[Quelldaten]
◆ ◆ ◆ ◆
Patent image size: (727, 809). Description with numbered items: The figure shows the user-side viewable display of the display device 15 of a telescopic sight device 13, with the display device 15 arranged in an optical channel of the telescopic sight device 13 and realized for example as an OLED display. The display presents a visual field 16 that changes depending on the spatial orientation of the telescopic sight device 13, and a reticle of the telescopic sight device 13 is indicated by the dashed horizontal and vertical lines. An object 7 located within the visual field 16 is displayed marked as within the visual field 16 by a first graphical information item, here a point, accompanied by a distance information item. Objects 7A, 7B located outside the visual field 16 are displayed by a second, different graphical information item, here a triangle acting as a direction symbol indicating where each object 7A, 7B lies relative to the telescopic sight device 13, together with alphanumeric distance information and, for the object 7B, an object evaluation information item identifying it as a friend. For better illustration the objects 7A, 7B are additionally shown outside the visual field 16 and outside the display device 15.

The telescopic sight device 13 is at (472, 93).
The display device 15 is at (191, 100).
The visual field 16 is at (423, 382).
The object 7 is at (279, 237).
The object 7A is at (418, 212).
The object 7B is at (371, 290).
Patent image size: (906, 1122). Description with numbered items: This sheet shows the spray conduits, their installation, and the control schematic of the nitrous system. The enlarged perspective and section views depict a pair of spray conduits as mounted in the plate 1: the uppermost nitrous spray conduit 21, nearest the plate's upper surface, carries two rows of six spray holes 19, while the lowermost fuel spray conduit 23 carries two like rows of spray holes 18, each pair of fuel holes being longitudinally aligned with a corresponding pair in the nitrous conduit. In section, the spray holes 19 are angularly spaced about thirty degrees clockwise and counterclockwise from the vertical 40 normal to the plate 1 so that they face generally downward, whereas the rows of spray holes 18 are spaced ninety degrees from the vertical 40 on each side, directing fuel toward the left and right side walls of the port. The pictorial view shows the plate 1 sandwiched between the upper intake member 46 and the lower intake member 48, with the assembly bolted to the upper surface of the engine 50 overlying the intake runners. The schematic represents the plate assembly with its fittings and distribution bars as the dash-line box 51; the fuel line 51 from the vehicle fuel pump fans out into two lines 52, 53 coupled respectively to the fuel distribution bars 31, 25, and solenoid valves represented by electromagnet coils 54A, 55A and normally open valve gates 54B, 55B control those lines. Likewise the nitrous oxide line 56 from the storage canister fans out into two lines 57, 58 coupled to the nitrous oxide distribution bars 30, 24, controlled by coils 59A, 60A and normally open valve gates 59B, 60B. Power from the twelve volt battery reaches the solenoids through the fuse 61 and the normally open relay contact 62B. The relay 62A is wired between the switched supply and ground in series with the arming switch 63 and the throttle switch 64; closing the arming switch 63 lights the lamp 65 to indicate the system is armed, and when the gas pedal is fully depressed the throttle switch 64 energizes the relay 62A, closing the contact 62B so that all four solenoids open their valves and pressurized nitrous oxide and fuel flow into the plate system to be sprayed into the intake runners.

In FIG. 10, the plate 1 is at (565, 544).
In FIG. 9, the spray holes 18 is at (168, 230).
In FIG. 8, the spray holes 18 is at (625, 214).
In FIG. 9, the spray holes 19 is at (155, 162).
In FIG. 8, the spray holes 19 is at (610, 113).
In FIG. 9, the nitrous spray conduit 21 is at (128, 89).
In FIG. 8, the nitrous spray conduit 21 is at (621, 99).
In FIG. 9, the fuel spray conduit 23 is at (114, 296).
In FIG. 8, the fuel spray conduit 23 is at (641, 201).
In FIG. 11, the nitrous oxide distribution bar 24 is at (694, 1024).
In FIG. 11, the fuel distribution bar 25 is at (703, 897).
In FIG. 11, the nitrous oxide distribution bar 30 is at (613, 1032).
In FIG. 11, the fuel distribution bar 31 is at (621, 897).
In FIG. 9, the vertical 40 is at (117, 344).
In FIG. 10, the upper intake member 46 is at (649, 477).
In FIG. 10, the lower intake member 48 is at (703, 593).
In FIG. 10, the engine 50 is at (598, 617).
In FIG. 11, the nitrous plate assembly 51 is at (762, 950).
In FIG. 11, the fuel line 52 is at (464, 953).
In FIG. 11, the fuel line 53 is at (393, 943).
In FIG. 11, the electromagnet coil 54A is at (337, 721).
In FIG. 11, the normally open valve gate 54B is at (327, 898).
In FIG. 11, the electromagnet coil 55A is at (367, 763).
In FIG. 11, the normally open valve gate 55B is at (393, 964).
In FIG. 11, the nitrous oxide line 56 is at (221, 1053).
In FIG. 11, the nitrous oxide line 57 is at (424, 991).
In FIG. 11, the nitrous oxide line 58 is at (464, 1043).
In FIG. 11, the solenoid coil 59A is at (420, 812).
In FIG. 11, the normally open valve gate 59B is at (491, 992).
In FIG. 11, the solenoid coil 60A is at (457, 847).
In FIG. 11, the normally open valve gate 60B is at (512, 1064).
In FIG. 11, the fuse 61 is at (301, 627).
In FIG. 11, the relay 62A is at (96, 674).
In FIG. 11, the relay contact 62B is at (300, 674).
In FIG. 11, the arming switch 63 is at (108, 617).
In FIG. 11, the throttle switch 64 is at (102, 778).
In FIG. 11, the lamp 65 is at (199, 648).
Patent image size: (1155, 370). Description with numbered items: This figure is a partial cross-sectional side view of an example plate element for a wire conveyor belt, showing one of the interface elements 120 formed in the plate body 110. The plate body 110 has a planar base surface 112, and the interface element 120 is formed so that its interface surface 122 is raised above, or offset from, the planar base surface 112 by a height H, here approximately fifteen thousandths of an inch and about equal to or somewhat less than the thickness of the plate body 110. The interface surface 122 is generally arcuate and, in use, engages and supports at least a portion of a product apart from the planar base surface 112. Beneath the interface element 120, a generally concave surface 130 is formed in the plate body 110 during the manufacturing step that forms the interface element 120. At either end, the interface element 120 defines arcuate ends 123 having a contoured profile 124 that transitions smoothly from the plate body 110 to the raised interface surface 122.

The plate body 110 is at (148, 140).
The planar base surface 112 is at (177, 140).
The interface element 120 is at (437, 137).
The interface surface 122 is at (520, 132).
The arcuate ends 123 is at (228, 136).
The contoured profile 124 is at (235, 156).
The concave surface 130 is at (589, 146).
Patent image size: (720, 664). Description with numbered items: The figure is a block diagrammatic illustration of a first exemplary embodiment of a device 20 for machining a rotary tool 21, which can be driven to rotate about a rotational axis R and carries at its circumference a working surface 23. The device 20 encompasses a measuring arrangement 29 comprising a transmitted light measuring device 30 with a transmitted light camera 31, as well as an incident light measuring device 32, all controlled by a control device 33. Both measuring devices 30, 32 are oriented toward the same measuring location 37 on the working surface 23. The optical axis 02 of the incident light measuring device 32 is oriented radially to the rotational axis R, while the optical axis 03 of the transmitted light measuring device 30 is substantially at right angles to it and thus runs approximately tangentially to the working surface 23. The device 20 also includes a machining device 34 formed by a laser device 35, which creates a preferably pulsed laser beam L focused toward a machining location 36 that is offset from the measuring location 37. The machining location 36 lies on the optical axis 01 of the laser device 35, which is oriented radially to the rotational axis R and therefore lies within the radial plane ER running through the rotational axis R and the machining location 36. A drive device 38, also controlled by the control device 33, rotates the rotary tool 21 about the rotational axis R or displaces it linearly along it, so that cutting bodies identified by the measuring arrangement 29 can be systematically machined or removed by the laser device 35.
◆ ◆ ◆ ◆
**WAS ZU TUN IST**
Bitte stelle den Teil der Liste, der mit der Zeile mit "Patent image size: (1155, 370)." beginnt und nach der Zeile mit "The concave surface 130 is at (589, 146)." endet, als zweispaltige CSV mit den Spalten eingabe und ziel dar. Jede Zeile enthält einen Text und die zugehörige Antwort, beide jeweils in Anführungszeichen, wobei Zeilenumbrüche durch Leerzeichen ersetzt werden.

**ANTWORT**
eingabe,ziel
"Patent image size: (1155, 370). Description with numbered items: This figure is a partial cross-sectional side view of an example plate element for a wire conveyor belt, showing one of the interface elements 120 formed in the plate body 110. The plate body 110 has a planar base surface 112, and the interface element 120 is formed so that its interface surface 122 is raised above, or offset from, the planar base surface 112 by a height H, here approximately fifteen thousandths of an inch and about equal to or somewhat less than the thickness of the plate body 110. The interface surface 122 is generally arcuate and, in use, engages and supports at least a portion of a product apart from the planar base surface 112. Beneath the interface element 120, a generally concave surface 130 is formed in the plate body 110 during the manufacturing step that forms the interface element 120. At either end, the interface element 120 defines arcuate ends 123 having a contoured profile 124 that transitions smoothly from the plate body 110 to the raised interface surface 122.","The plate body 110 is at (148, 140). The planar base surface 112 is at (177, 140). The interface element 120 is at (437, 137). The interface surface 122 is at (520, 132). The arcuate ends 123 is at (228, 136). The contoured profile 124 is at (235, 156). The concave surface 130 is at (589, 146)."